Andachten

Dein König kommt … (17/24)

„Und als sie im Traum eine göttliche Weisung empfangen hatten, nicht wieder zu Herodes zurückzukehren, zogen sie auf einem anderen Weg hin in ihr Land.“ (Matthäus 2,12)

Es ist erstaunlich zu sehen wie Gott, in diesen beiden ersten Kapiteln sehr oft durch Träume zu den handelnden Personen spricht. Im ersten Kapitel zu Joseph, im zweiten Kapitel, wie soeben gelesen, zuerst zu den Weisen und dann später wiederum zweimal zu Joseph.
Es ist schön zu sehen, dass jedes Mal die Personen auch nach den Anweisungen Gottes handeln.

Die Anweisung an die Weisen war, nicht zu Herodes zurückzukehren. Gott bewahrte sie davor, nach ihrem Anbetungsgottesdienst, diesem gewalttätigen, herrschsüchtigen Fuchs den Aufenthaltsort von Jesus, dem neugeborenen Kind mitzuteilen.

_AUFGABEN_
[A] Schreib aus der Andacht den Abschnitt ab, der bei „Es ist erstaunlich“ anfängt und bei „Anweisungen Gottes handeln.“ aufhört.
[B] Welche Menschen nennt die Andacht mit ihrem Namen? Die Stellenangabe hinter dem Bibelvers zählt nicht mit.

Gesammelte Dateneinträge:

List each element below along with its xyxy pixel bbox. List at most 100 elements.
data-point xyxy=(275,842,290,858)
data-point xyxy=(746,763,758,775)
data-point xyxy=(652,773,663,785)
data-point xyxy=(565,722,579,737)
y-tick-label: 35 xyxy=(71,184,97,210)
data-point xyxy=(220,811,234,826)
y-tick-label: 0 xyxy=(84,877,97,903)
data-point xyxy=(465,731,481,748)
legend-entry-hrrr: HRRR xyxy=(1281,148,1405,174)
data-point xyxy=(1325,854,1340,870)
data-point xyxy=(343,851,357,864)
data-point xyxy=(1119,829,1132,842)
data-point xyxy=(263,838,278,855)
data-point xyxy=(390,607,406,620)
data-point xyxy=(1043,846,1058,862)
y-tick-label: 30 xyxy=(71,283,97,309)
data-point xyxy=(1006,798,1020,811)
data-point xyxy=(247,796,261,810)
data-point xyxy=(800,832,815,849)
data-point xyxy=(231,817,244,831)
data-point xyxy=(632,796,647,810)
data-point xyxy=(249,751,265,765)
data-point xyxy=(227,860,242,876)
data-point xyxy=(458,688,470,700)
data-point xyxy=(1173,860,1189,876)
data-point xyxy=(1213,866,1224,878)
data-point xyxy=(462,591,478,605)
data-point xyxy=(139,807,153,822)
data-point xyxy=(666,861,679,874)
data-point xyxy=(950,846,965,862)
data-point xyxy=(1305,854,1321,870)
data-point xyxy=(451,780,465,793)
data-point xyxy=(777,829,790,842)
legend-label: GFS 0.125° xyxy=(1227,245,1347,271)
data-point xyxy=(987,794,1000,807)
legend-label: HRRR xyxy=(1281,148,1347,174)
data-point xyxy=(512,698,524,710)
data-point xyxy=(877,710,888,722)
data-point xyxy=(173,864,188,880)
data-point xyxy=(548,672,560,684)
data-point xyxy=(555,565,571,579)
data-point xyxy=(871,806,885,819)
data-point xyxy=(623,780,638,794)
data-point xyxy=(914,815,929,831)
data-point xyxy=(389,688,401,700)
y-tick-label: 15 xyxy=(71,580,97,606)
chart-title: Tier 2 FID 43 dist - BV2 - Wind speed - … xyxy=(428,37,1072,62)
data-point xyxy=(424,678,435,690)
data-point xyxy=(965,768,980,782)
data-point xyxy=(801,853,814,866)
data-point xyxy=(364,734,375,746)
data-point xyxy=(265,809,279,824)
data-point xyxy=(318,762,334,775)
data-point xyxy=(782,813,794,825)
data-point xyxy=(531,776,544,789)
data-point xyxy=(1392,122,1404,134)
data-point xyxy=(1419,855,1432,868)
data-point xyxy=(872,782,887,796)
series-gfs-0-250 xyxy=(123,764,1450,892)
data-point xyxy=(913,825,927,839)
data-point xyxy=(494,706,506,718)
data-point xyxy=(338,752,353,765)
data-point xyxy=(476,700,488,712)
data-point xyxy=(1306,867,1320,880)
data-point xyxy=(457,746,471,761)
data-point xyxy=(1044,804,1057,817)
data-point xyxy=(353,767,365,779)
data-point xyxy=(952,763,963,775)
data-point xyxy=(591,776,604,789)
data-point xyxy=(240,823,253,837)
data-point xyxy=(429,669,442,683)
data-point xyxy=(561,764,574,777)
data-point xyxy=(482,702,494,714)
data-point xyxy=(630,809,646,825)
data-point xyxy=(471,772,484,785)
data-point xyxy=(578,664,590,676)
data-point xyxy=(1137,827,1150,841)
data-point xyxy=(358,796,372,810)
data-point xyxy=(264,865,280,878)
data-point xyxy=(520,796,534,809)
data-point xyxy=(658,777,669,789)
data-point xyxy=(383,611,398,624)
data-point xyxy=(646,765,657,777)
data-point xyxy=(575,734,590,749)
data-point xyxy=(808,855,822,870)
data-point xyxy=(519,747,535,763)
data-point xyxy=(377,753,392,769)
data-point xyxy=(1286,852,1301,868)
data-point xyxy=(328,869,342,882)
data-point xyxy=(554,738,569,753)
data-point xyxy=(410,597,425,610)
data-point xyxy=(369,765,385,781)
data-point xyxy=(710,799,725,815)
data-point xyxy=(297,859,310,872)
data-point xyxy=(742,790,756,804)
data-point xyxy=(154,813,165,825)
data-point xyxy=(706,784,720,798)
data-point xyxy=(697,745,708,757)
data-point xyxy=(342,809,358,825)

_LÖSUNGEN_
[A]
Es ist erstaunlich zu sehen wie Gott, in diesen beiden ersten Kapiteln sehr oft durch Träume zu den handelnden Personen spricht. Im ersten Kapitel zu Joseph, im zweiten Kapitel, wie soeben gelesen, zuerst zu den Weisen und dann später wiederum zweimal zu Joseph.
Es ist schön zu sehen, dass jedes Mal die Personen auch nach den Anweisungen Gottes handeln.

[B] Herodes, Joseph, Jesus